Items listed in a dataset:
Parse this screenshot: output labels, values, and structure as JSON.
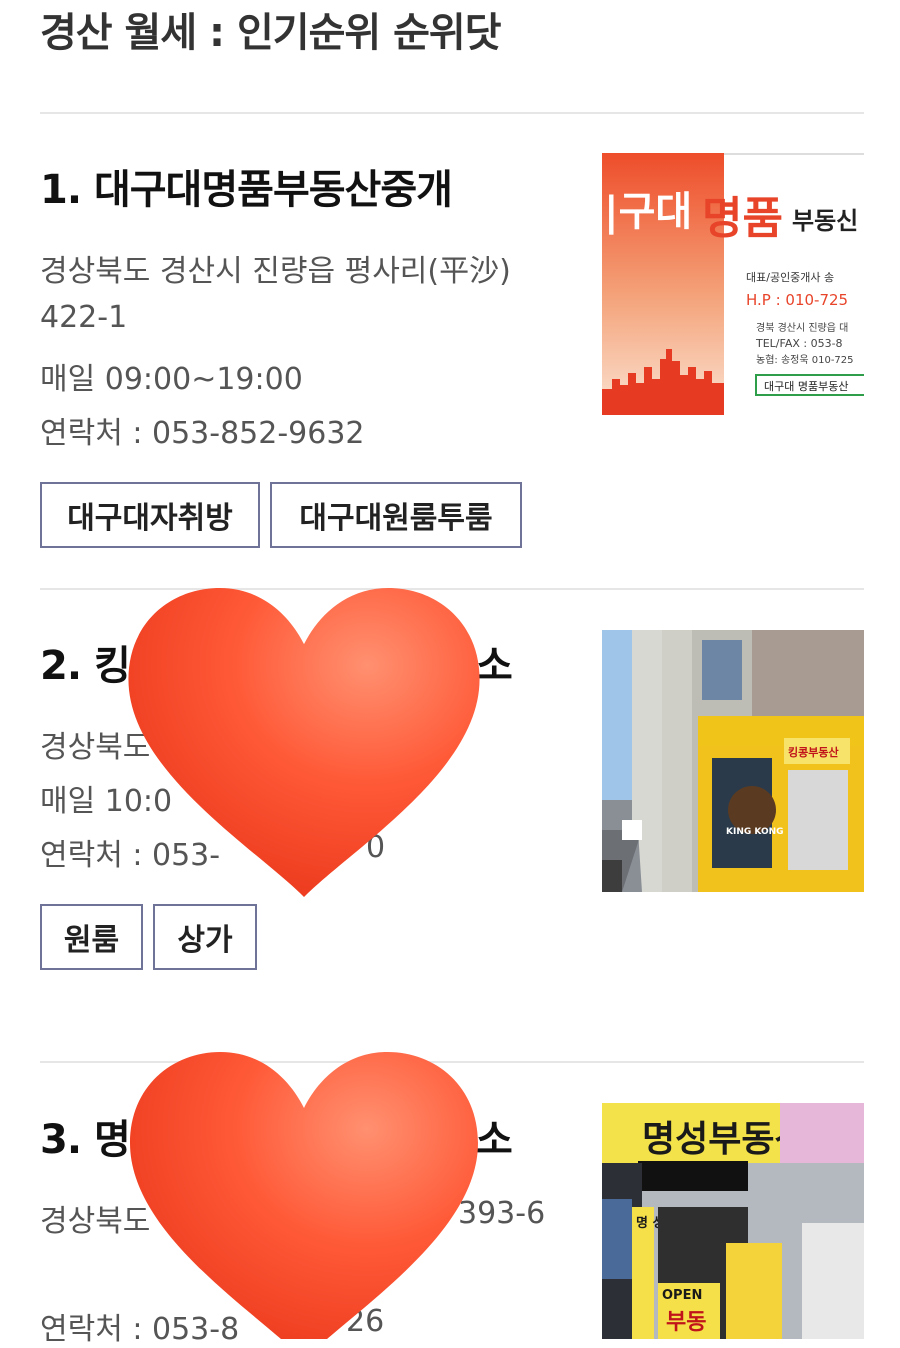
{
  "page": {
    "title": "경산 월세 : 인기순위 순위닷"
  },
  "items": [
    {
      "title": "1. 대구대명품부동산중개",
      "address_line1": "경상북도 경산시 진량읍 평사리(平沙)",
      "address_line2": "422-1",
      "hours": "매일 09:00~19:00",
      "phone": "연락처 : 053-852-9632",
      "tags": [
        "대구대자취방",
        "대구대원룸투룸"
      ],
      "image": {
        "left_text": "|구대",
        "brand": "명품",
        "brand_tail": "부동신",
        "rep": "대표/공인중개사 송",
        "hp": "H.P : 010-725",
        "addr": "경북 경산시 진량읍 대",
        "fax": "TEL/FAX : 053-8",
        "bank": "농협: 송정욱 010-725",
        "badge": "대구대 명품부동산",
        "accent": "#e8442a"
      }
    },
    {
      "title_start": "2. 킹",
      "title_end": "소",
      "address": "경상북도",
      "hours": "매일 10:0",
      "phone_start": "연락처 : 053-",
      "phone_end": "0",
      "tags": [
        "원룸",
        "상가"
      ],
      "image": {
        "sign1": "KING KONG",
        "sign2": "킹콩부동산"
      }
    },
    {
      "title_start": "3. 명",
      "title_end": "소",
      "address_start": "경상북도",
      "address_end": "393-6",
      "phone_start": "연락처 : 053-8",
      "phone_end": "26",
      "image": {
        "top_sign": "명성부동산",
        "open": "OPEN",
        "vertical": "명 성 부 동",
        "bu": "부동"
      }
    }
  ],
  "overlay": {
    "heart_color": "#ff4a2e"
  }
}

* * *

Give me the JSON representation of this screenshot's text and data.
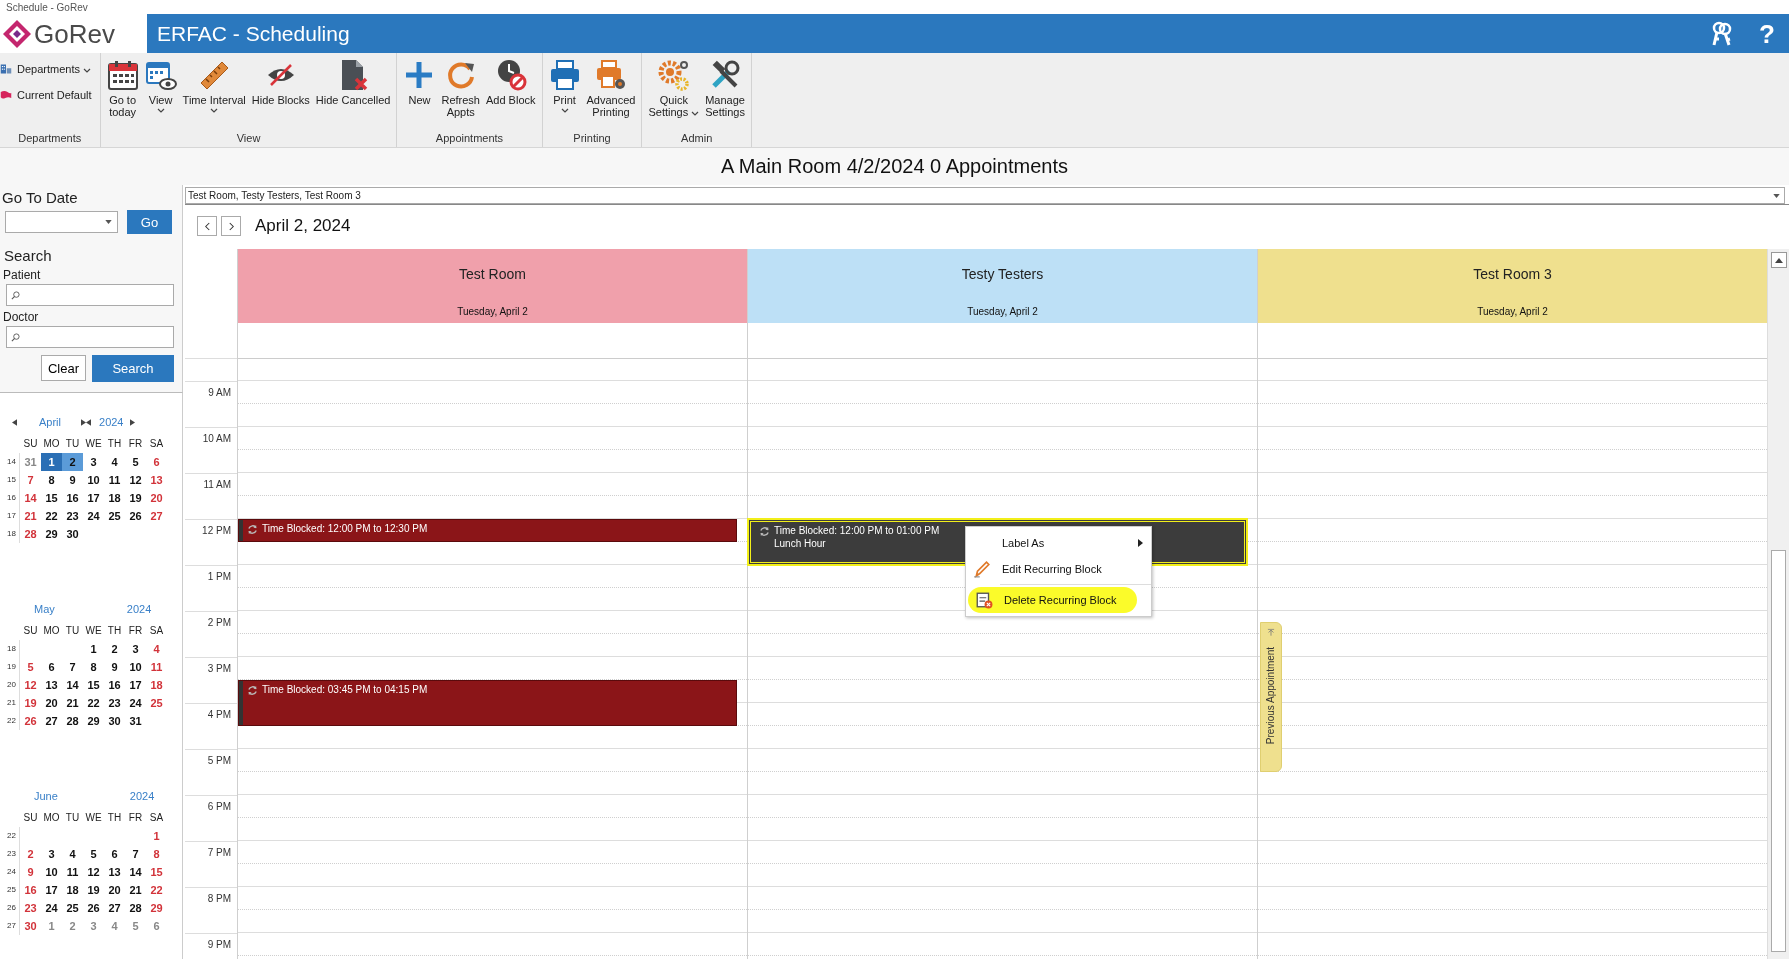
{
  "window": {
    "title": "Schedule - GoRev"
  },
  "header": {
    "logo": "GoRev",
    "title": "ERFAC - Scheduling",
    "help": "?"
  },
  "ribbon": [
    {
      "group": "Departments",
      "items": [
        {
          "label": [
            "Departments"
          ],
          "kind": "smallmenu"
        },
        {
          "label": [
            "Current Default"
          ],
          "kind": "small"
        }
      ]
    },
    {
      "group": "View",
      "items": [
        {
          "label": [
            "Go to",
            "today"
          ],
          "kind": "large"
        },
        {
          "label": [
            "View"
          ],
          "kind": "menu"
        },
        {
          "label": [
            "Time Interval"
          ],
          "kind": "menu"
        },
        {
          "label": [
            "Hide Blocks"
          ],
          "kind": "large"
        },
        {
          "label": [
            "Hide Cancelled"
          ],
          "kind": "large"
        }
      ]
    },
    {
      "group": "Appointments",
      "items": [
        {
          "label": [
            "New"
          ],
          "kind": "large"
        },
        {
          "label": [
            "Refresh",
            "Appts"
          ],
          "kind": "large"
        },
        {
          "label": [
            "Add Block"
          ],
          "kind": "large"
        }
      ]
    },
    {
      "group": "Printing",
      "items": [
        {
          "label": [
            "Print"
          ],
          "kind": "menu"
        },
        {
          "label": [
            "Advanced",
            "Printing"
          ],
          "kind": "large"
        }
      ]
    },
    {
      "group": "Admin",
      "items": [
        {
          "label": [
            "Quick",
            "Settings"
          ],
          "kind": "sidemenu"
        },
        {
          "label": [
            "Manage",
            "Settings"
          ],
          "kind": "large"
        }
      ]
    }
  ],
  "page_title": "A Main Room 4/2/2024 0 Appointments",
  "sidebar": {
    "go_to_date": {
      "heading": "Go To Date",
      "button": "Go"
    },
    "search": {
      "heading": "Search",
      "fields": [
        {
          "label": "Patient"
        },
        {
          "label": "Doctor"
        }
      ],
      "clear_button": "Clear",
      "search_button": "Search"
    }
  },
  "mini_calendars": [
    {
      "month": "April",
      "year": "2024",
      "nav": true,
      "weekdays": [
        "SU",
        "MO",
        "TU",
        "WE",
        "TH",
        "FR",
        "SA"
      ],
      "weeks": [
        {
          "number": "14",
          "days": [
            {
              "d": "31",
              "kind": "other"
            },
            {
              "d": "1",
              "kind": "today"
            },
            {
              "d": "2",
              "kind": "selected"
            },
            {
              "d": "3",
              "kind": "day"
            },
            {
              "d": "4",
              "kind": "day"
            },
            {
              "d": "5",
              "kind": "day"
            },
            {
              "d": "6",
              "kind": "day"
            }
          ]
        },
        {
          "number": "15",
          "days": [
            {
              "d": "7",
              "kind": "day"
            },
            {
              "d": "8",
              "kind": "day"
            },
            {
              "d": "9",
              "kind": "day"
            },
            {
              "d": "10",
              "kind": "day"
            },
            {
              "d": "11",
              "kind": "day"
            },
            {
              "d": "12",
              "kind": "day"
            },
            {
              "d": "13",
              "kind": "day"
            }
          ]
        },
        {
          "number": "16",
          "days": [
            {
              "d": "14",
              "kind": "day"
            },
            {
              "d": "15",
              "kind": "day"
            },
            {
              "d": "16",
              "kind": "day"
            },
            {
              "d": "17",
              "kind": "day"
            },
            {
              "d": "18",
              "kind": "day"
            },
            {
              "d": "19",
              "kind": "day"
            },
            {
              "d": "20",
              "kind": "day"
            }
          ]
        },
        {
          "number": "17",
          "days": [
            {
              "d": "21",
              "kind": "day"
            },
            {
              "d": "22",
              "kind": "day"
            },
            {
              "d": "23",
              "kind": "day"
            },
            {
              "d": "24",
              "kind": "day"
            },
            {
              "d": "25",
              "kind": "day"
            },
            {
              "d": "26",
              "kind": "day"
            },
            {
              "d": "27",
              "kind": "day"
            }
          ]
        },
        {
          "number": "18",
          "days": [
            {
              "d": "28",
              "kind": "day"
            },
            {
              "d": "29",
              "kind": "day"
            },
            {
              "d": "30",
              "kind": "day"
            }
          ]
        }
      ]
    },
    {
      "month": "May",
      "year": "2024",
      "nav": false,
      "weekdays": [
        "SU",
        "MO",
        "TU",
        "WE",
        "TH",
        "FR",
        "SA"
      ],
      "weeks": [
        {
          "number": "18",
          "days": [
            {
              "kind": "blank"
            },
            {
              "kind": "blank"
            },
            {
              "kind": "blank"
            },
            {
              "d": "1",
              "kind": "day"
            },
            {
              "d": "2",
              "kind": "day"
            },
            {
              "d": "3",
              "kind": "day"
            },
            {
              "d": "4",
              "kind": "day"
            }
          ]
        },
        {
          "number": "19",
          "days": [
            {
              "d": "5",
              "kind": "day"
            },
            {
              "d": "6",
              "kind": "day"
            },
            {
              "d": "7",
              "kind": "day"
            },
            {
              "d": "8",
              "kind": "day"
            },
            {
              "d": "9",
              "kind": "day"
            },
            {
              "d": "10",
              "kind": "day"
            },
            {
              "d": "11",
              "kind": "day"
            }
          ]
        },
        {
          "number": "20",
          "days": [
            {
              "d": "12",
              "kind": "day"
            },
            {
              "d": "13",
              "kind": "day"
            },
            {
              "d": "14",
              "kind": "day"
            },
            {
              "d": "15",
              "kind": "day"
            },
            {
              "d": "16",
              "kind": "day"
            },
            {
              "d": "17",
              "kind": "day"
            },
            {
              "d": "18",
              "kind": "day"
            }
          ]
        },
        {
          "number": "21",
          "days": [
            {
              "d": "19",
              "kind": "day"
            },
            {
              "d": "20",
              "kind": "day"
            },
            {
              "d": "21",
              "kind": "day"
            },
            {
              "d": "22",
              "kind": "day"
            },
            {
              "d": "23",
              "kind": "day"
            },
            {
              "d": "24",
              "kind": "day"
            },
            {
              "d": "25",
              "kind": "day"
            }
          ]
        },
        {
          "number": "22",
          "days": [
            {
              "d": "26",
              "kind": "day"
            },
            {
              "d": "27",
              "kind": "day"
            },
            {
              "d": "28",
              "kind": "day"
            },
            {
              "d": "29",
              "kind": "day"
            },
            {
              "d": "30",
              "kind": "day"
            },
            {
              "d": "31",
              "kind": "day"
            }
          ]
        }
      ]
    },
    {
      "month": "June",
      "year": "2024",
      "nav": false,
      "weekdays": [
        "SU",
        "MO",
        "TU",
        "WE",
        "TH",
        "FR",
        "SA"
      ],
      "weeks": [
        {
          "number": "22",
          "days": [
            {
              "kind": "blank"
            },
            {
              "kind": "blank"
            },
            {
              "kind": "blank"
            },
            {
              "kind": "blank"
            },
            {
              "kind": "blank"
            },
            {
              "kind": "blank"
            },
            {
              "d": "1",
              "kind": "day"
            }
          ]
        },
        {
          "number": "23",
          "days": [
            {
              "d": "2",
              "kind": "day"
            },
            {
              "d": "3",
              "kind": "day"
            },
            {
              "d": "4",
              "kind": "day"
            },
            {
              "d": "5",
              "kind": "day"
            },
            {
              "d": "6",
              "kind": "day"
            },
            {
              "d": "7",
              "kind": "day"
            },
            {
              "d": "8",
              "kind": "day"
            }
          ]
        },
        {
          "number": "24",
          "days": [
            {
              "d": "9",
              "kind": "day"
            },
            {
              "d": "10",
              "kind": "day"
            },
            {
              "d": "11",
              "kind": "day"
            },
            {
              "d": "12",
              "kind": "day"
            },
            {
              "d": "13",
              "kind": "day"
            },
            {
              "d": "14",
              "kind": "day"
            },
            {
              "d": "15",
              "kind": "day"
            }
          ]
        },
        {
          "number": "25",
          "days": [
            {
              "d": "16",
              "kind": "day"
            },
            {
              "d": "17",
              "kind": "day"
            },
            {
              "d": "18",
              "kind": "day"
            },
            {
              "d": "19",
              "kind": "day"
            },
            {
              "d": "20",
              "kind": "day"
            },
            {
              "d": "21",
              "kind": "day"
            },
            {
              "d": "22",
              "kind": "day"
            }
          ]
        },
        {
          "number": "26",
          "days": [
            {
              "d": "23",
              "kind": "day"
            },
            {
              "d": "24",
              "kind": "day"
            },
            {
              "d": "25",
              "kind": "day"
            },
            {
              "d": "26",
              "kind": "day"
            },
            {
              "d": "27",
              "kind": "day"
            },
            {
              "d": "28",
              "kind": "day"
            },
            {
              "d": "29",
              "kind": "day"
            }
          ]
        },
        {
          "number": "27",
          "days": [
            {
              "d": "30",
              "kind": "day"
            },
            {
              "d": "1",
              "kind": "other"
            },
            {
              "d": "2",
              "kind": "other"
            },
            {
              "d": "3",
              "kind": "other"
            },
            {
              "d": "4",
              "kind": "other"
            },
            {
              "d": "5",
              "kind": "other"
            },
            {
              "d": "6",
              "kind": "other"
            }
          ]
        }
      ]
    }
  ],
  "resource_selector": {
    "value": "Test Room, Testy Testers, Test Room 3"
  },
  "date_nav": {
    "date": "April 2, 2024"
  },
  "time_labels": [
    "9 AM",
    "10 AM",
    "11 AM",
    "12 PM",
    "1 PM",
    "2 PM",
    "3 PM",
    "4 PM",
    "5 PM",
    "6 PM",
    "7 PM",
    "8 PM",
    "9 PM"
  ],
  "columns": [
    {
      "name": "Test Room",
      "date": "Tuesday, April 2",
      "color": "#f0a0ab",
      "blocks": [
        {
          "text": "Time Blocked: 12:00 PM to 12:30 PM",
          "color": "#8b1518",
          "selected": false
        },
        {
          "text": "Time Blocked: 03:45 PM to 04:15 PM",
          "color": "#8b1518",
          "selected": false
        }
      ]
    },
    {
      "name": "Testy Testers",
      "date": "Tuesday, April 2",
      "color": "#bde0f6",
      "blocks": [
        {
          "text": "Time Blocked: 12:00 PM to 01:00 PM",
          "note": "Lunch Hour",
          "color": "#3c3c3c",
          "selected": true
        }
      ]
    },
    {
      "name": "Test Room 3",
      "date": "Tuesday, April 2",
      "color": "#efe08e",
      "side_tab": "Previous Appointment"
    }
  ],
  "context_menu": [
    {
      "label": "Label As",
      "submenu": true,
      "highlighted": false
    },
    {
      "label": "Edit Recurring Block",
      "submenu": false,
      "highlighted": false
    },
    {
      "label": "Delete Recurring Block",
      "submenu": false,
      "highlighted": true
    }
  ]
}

* * *

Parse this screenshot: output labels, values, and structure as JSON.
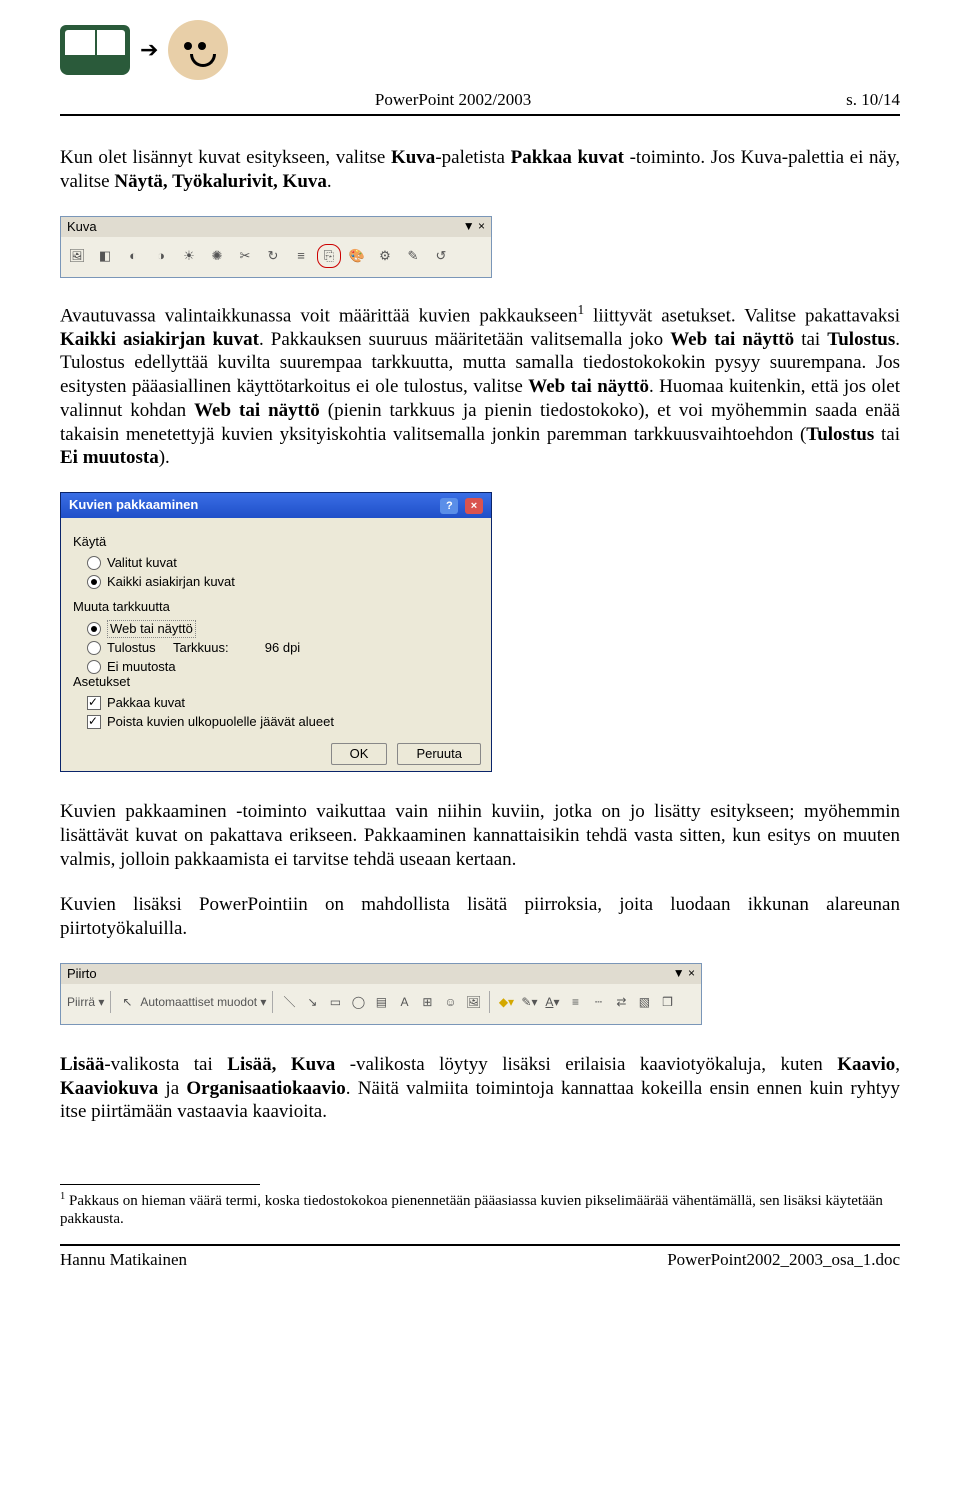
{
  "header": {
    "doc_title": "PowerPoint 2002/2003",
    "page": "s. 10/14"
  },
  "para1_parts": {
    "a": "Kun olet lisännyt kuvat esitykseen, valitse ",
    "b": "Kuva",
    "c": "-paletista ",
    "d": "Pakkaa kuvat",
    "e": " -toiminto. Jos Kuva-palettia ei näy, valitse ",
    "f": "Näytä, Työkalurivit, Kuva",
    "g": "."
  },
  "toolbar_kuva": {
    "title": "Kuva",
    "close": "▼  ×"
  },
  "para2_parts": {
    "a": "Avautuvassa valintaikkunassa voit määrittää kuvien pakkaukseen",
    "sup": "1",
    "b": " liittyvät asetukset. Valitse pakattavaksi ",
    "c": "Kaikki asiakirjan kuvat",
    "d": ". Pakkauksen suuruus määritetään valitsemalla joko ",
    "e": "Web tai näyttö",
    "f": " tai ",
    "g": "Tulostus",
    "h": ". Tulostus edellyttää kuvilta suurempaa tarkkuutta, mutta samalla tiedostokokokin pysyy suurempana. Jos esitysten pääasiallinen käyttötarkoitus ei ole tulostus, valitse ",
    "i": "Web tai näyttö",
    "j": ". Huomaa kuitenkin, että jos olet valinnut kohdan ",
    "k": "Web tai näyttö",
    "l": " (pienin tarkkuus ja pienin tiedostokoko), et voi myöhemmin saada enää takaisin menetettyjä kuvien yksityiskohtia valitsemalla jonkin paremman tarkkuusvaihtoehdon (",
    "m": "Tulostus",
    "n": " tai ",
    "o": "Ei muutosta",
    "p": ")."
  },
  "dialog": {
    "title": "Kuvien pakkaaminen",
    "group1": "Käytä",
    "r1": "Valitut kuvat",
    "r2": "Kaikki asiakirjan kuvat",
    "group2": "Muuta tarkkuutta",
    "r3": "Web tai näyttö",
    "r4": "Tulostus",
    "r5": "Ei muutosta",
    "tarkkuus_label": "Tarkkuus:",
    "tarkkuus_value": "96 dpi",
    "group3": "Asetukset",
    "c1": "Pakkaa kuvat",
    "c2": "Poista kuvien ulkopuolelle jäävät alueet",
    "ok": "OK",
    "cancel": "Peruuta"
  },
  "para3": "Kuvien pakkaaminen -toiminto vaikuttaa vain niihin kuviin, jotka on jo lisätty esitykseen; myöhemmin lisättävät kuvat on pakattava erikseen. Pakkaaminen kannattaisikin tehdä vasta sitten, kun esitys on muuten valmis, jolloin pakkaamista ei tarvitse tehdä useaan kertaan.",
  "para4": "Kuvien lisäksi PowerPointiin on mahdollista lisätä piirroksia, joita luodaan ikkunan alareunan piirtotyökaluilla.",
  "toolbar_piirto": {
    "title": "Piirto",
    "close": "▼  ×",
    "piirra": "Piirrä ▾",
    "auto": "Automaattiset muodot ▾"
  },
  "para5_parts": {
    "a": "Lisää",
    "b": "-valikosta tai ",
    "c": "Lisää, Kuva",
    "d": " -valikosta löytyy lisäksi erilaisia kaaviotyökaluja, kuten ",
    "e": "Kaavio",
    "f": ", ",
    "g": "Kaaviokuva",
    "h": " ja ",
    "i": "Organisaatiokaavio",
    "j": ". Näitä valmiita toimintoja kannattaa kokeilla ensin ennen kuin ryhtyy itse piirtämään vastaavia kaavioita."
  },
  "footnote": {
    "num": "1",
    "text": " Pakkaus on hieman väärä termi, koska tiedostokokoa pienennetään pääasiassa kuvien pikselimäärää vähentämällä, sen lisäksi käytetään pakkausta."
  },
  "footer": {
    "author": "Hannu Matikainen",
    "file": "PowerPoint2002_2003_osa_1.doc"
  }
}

> [WHAT IS REQUIRED] Select and copy each line from the data that includes the word "Room".

> [FINAL ANSWER]
  "page_title": "A Main Room 4/2/2024 0 Appointments",
    "value": "Test Room, Testy Testers, Test Room 3"
      "name": "Test Room",
      "name": "Test Room 3",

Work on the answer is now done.